[DATA IN THIS EXERCISE]
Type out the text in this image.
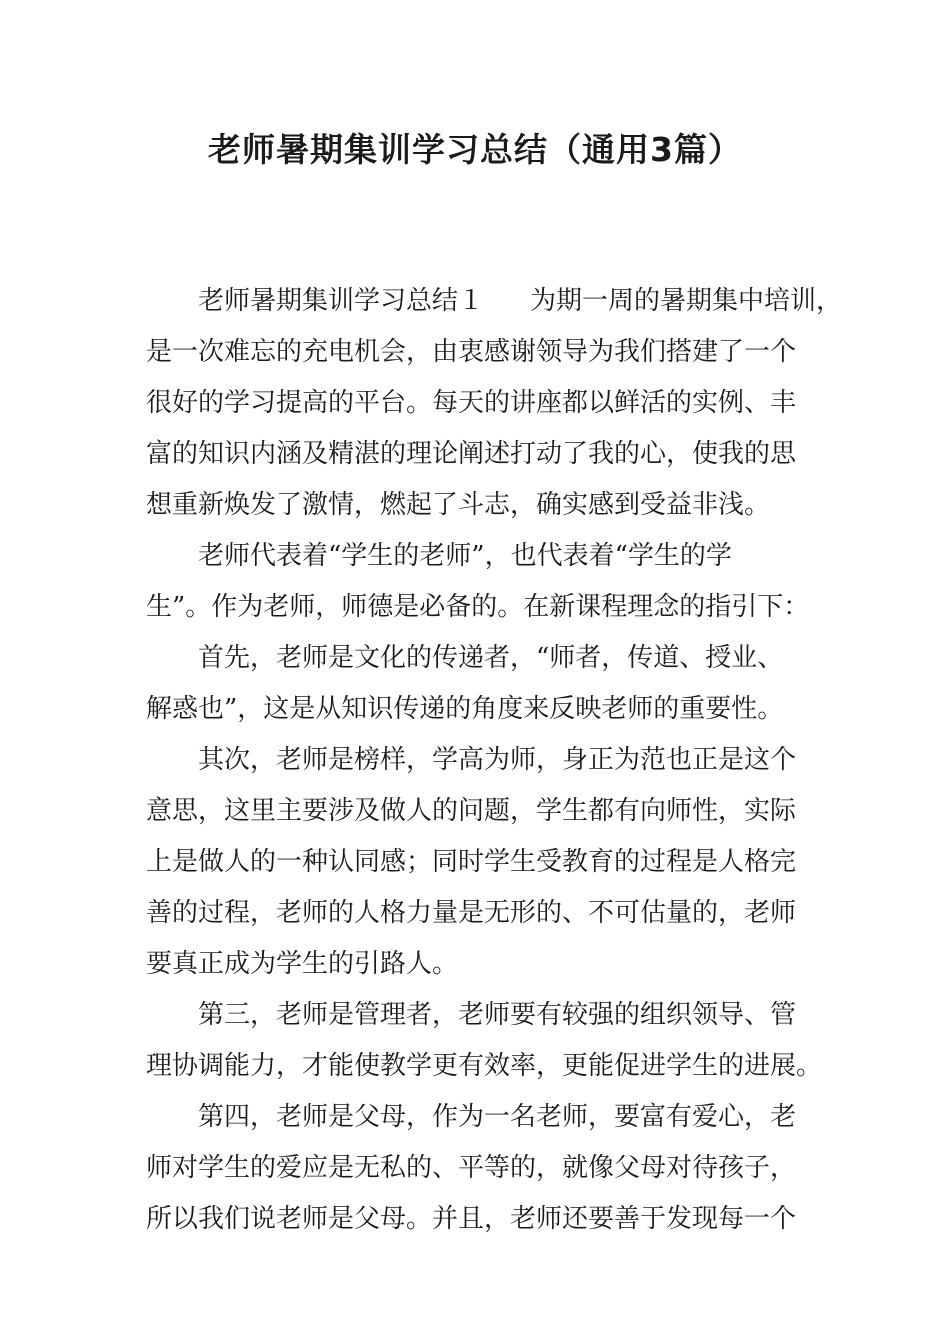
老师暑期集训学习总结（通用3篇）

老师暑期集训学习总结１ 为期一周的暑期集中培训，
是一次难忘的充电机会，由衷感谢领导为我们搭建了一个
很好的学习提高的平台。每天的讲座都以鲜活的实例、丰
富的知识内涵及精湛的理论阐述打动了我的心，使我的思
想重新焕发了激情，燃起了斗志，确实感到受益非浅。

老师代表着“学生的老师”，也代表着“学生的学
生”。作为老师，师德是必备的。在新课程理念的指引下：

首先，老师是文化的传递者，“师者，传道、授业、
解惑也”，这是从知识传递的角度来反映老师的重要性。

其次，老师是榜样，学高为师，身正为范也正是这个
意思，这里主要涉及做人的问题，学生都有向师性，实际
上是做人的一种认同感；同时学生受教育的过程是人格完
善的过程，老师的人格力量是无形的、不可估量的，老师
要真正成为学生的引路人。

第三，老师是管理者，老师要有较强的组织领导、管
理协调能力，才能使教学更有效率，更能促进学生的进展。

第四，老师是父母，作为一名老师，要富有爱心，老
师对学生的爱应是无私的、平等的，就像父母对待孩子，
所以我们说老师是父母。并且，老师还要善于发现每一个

[GOAL OF THE EXERCISE] The data should be printed again unchanged; leave its pictures out.

[OUTPUT]
Type out the text in this image.
老师暑期集训学习总结（通用3篇）

老师暑期集训学习总结１ 为期一周的暑期集中培训，
是一次难忘的充电机会，由衷感谢领导为我们搭建了一个
很好的学习提高的平台。每天的讲座都以鲜活的实例、丰
富的知识内涵及精湛的理论阐述打动了我的心，使我的思
想重新焕发了激情，燃起了斗志，确实感到受益非浅。

老师代表着“学生的老师”，也代表着“学生的学
生”。作为老师，师德是必备的。在新课程理念的指引下：

首先，老师是文化的传递者，“师者，传道、授业、
解惑也”，这是从知识传递的角度来反映老师的重要性。

其次，老师是榜样，学高为师，身正为范也正是这个
意思，这里主要涉及做人的问题，学生都有向师性，实际
上是做人的一种认同感；同时学生受教育的过程是人格完
善的过程，老师的人格力量是无形的、不可估量的，老师
要真正成为学生的引路人。

第三，老师是管理者，老师要有较强的组织领导、管
理协调能力，才能使教学更有效率，更能促进学生的进展。

第四，老师是父母，作为一名老师，要富有爱心，老
师对学生的爱应是无私的、平等的，就像父母对待孩子，
所以我们说老师是父母。并且，老师还要善于发现每一个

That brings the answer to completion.